DIRECTIONS » Among the lines of these entries, how many hold the word "Averaged"? State only the number.

DATA IN THIS EXERCISE »

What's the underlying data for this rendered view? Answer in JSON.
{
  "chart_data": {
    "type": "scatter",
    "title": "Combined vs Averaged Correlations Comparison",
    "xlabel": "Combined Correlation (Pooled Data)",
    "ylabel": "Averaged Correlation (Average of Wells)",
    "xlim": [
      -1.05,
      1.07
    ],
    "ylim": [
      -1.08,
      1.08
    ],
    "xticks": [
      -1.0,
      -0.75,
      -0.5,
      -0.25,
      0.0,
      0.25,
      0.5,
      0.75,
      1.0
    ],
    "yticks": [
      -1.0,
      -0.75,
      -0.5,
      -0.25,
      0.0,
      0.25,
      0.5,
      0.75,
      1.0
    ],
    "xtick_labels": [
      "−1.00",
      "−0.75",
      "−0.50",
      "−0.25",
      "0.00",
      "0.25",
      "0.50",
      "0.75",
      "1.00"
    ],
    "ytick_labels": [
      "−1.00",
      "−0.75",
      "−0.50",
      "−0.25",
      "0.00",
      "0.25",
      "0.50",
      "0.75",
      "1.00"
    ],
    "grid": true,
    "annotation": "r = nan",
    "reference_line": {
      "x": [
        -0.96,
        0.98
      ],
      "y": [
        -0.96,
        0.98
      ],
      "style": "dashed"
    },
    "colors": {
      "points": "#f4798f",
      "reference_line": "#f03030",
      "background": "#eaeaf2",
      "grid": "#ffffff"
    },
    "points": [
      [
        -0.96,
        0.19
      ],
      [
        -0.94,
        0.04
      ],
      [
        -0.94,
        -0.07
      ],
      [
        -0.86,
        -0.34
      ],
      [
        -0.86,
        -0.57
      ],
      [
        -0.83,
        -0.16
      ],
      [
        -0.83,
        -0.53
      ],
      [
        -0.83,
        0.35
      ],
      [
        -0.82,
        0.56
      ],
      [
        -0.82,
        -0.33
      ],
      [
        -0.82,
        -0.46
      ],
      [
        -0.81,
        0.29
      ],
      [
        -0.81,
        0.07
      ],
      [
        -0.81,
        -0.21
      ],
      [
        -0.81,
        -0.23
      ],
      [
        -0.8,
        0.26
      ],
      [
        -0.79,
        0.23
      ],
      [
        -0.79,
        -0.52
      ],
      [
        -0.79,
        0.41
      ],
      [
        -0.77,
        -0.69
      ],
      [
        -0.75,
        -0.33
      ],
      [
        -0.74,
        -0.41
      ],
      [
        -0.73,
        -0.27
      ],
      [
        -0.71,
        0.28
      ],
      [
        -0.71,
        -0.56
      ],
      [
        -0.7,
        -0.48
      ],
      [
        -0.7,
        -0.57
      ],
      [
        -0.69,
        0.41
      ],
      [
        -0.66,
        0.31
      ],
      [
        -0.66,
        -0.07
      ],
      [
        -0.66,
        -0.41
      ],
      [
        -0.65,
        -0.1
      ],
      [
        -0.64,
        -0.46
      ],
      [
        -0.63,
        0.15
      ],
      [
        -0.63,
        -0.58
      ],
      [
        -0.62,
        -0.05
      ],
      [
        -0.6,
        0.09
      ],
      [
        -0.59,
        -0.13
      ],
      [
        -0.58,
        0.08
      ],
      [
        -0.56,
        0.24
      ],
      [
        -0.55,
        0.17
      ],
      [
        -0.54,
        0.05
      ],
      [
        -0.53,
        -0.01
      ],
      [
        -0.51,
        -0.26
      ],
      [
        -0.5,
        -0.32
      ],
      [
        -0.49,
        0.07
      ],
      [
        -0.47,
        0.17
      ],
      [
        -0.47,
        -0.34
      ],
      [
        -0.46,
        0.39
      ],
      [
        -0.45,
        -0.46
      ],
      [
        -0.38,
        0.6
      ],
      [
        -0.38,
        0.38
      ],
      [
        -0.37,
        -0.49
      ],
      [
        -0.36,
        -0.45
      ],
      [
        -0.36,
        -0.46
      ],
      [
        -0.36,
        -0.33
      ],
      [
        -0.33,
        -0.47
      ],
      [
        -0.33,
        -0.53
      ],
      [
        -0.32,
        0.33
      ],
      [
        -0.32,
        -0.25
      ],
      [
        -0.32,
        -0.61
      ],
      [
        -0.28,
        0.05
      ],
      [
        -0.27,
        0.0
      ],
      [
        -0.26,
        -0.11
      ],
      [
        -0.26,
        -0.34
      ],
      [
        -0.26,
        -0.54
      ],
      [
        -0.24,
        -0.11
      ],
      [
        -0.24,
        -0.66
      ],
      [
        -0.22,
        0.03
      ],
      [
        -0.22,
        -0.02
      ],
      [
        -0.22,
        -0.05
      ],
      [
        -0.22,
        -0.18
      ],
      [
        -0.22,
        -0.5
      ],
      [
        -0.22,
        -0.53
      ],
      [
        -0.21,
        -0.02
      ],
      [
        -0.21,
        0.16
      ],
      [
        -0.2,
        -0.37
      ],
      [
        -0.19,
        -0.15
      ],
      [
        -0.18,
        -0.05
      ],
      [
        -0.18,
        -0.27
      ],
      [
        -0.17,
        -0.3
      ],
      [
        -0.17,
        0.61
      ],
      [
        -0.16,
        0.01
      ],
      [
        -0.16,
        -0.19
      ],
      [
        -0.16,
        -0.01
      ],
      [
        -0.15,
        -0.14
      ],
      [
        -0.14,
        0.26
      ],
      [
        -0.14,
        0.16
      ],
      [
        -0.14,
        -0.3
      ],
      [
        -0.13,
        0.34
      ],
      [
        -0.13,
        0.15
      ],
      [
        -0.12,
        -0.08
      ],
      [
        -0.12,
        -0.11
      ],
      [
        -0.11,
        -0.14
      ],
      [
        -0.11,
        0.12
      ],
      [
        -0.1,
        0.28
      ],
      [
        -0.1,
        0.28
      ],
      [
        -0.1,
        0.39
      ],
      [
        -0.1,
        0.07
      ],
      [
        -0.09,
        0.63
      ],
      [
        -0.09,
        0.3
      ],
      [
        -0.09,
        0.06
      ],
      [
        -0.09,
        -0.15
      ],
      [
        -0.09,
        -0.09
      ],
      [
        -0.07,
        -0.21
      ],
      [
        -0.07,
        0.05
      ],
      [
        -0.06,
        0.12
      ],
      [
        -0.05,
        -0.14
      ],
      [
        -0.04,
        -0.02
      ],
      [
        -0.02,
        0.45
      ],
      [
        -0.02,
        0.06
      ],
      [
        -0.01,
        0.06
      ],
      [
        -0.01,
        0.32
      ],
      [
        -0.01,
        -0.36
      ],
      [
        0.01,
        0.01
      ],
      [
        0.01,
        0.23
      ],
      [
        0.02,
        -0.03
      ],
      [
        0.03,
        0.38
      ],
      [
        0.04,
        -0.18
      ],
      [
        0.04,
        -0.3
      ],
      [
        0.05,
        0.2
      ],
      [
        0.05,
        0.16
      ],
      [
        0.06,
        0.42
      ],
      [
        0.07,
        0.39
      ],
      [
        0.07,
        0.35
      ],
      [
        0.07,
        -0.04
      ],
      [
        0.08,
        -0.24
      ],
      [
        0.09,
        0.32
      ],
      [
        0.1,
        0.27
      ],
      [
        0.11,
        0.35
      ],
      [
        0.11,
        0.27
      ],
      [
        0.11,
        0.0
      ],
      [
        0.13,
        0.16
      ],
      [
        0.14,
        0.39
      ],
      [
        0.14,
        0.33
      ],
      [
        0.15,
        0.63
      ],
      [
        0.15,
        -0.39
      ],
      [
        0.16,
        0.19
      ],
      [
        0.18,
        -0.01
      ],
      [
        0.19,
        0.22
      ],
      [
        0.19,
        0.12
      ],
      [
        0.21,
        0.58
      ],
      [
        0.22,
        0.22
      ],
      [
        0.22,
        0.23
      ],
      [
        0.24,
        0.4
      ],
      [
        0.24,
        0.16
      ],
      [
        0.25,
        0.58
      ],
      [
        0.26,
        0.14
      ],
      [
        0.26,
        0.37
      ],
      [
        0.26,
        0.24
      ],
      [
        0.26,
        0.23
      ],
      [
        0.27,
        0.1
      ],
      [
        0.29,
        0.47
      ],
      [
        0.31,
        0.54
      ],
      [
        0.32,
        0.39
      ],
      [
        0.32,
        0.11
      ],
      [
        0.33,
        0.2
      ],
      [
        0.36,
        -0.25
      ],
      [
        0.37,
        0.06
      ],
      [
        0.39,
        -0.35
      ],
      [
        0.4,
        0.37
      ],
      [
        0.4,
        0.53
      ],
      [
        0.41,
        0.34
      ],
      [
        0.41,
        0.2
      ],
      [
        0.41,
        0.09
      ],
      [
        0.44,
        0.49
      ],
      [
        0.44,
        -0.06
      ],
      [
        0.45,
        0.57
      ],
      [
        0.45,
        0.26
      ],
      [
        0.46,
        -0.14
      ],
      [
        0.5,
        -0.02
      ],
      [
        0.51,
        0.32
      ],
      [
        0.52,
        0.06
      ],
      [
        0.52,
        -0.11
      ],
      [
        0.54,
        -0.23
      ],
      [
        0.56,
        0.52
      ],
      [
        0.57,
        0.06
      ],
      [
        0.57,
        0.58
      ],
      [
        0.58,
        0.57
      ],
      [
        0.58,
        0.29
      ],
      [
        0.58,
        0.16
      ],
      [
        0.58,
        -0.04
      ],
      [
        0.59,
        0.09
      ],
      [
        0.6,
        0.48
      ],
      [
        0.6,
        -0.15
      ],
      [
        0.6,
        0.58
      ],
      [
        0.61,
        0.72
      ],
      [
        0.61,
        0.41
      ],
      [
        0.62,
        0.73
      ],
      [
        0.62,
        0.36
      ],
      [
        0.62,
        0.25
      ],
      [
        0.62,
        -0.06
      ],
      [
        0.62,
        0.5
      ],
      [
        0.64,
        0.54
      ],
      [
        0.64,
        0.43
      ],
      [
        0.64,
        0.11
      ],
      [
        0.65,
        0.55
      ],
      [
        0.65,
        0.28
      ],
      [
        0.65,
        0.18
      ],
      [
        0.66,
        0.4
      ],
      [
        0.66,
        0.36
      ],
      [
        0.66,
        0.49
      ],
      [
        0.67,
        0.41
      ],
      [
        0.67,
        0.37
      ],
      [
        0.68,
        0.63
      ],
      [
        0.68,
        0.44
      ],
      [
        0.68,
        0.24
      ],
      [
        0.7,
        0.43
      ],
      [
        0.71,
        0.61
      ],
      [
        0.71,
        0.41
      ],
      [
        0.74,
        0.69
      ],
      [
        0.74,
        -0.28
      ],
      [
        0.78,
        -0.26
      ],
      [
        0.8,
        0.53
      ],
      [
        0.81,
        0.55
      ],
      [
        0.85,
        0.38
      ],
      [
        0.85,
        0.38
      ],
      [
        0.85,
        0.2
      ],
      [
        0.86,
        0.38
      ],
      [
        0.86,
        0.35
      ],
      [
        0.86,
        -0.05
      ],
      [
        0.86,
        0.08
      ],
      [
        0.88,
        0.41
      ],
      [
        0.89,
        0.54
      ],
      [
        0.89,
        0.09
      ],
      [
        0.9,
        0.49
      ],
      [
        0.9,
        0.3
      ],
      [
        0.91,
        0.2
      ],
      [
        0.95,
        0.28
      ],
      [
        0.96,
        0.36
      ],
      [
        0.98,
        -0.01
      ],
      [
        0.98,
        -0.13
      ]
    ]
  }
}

RESPONSE TO THE TASK » 2